[START]
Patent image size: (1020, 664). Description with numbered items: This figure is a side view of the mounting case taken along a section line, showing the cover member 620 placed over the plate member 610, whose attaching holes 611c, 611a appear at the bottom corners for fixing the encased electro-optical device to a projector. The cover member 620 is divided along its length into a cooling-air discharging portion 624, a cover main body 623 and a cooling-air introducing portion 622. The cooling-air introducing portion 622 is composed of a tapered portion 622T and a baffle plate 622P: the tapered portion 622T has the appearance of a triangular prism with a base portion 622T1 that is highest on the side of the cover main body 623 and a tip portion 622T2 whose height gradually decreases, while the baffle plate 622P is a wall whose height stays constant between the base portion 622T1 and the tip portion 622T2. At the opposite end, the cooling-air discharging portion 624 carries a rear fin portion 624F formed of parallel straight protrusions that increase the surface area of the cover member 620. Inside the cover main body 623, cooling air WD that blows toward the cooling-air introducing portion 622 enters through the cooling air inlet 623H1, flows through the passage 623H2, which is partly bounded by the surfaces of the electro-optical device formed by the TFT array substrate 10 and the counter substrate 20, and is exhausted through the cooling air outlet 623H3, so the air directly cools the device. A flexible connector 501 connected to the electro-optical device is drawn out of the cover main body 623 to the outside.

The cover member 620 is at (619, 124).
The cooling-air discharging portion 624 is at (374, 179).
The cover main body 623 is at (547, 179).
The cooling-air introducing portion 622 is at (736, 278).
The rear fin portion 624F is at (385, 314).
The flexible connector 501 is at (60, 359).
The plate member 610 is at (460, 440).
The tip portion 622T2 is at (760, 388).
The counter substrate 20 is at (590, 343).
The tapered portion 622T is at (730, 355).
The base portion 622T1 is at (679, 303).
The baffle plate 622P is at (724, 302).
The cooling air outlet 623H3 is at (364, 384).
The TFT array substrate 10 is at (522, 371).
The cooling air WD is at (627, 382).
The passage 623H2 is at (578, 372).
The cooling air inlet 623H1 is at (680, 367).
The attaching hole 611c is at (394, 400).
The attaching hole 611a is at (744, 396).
[END]
**What the task requires**:
Rewrite the records above, changing "side view" to "cross-sectional view" and leaving everything else untouched.

**Answer to the task**:
Patent image size: (1020, 664). Description with numbered items: This figure is a cross-sectional view of the mounting case taken along a section line, showing the cover member 620 placed over the plate member 610, whose attaching holes 611c, 611a appear at the bottom corners for fixing the encased electro-optical device to a projector. The cover member 620 is divided along its length into a cooling-air discharging portion 624, a cover main body 623 and a cooling-air introducing portion 622. The cooling-air introducing portion 622 is composed of a tapered portion 622T and a baffle plate 622P: the tapered portion 622T has the appearance of a triangular prism with a base portion 622T1 that is highest on the side of the cover main body 623 and a tip portion 622T2 whose height gradually decreases, while the baffle plate 622P is a wall whose height stays constant between the base portion 622T1 and the tip portion 622T2. At the opposite end, the cooling-air discharging portion 624 carries a rear fin portion 624F formed of parallel straight protrusions that increase the surface area of the cover member 620. Inside the cover main body 623, cooling air WD that blows toward the cooling-air introducing portion 622 enters through the cooling air inlet 623H1, flows through the passage 623H2, which is partly bounded by the surfaces of the electro-optical device formed by the TFT array substrate 10 and the counter substrate 20, and is exhausted through the cooling air outlet 623H3, so the air directly cools the device. A flexible connector 501 connected to the electro-optical device is drawn out of the cover main body 623 to the outside.

The cover member 620 is at (619, 124).
The cooling-air discharging portion 624 is at (374, 179).
The cover main body 623 is at (547, 179).
The cooling-air introducing portion 622 is at (736, 278).
The rear fin portion 624F is at (385, 314).
The flexible connector 501 is at (60, 359).
The plate member 610 is at (460, 440).
The tip portion 622T2 is at (760, 388).
The counter substrate 20 is at (590, 343).
The tapered portion 622T is at (730, 355).
The base portion 622T1 is at (679, 303).
The baffle plate 622P is at (724, 302).
The cooling air outlet 623H3 is at (364, 384).
The TFT array substrate 10 is at (522, 371).
The cooling air WD is at (627, 382).
The passage 623H2 is at (578, 372).
The cooling air inlet 623H1 is at (680, 367).
The attaching hole 611c is at (394, 400).
The attaching hole 611a is at (744, 396).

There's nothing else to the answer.